-- start GIVEN ENTRIES --
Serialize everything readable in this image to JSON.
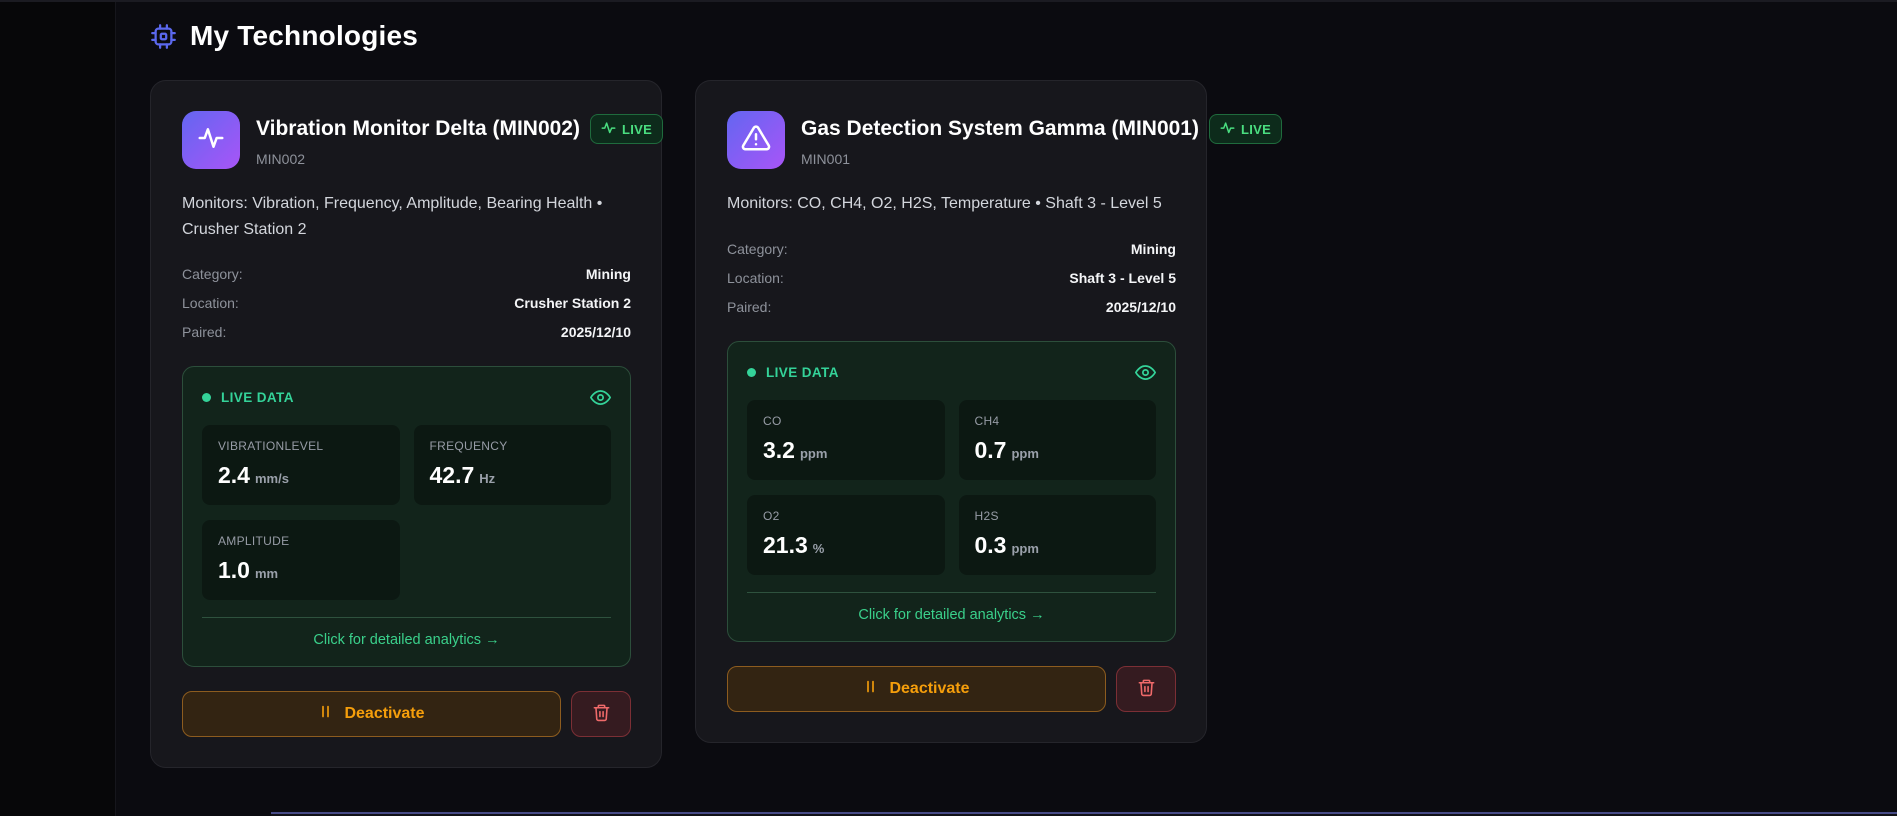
{
  "page": {
    "title": "My Technologies"
  },
  "colors": {
    "live_green": "#34d399",
    "badge_green": "#4ade80",
    "deactivate_amber": "#f59e0b",
    "delete_red": "#ef4444",
    "icon_gradient_start": "#6366f1",
    "icon_gradient_end": "#a855f7",
    "header_chip_blue": "#5b68ee"
  },
  "icons": {
    "header": "cpu-chip-icon",
    "card0": "activity-waveform-icon",
    "card1": "alert-triangle-icon",
    "badge": "pulse-icon",
    "panel": "eye-icon",
    "deactivate": "pause-icon",
    "delete": "trash-icon"
  },
  "cards": [
    {
      "title": "Vibration Monitor Delta (MIN002)",
      "device_id": "MIN002",
      "live_badge": "LIVE",
      "description": "Monitors: Vibration, Frequency, Amplitude, Bearing Health • Crusher Station 2",
      "details": [
        {
          "label": "Category:",
          "value": "Mining"
        },
        {
          "label": "Location:",
          "value": "Crusher Station 2"
        },
        {
          "label": "Paired:",
          "value": "2025/12/10"
        }
      ],
      "live_data": {
        "header": "LIVE DATA",
        "metrics": [
          {
            "label": "VIBRATIONLEVEL",
            "value": "2.4",
            "unit": "mm/s"
          },
          {
            "label": "FREQUENCY",
            "value": "42.7",
            "unit": "Hz"
          },
          {
            "label": "AMPLITUDE",
            "value": "1.0",
            "unit": "mm"
          }
        ],
        "analytics_link": "Click for detailed analytics →"
      },
      "actions": {
        "deactivate_label": "Deactivate"
      }
    },
    {
      "title": "Gas Detection System Gamma (MIN001)",
      "device_id": "MIN001",
      "live_badge": "LIVE",
      "description": "Monitors: CO, CH4, O2, H2S, Temperature • Shaft 3 - Level 5",
      "details": [
        {
          "label": "Category:",
          "value": "Mining"
        },
        {
          "label": "Location:",
          "value": "Shaft 3 - Level 5"
        },
        {
          "label": "Paired:",
          "value": "2025/12/10"
        }
      ],
      "live_data": {
        "header": "LIVE DATA",
        "metrics": [
          {
            "label": "CO",
            "value": "3.2",
            "unit": "ppm"
          },
          {
            "label": "CH4",
            "value": "0.7",
            "unit": "ppm"
          },
          {
            "label": "O2",
            "value": "21.3",
            "unit": "%"
          },
          {
            "label": "H2S",
            "value": "0.3",
            "unit": "ppm"
          }
        ],
        "analytics_link": "Click for detailed analytics →"
      },
      "actions": {
        "deactivate_label": "Deactivate"
      }
    }
  ]
}
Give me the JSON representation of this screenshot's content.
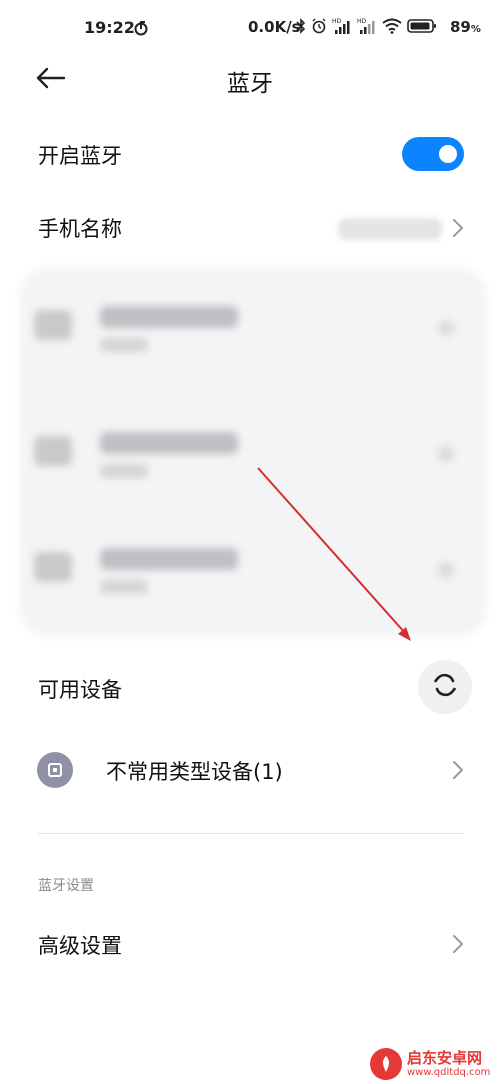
{
  "status_bar": {
    "time": "19:22",
    "net_speed": "0.0K/s",
    "battery": "89",
    "battery_unit": "%",
    "icons": [
      "bluetooth-icon",
      "alarm-icon",
      "hd-signal-icon",
      "hd-signal-icon",
      "wifi-icon",
      "battery-icon"
    ]
  },
  "header": {
    "title": "蓝牙"
  },
  "settings": {
    "bluetooth_toggle_label": "开启蓝牙",
    "bluetooth_enabled": true,
    "phone_name_label": "手机名称"
  },
  "available": {
    "title": "可用设备",
    "uncommon_label": "不常用类型设备(1)"
  },
  "bt_settings": {
    "group_title": "蓝牙设置",
    "advanced_label": "高级设置"
  },
  "watermark": {
    "name": "启东安卓网",
    "url": "www.qdltdq.com"
  },
  "colors": {
    "accent": "#0d84ff",
    "annotation_arrow": "#d32f2f",
    "watermark": "#e53935"
  }
}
-- end GIVEN ENTRIES --
◆ **YOUR INSTRUCTIONS**:
Filter lines by "Station" and return each hit.

◆ **TASK SOLUTION**:
      "description": "Monitors: Vibration, Frequency, Amplitude, Bearing Health • Crusher Station 2",
          "value": "Crusher Station 2"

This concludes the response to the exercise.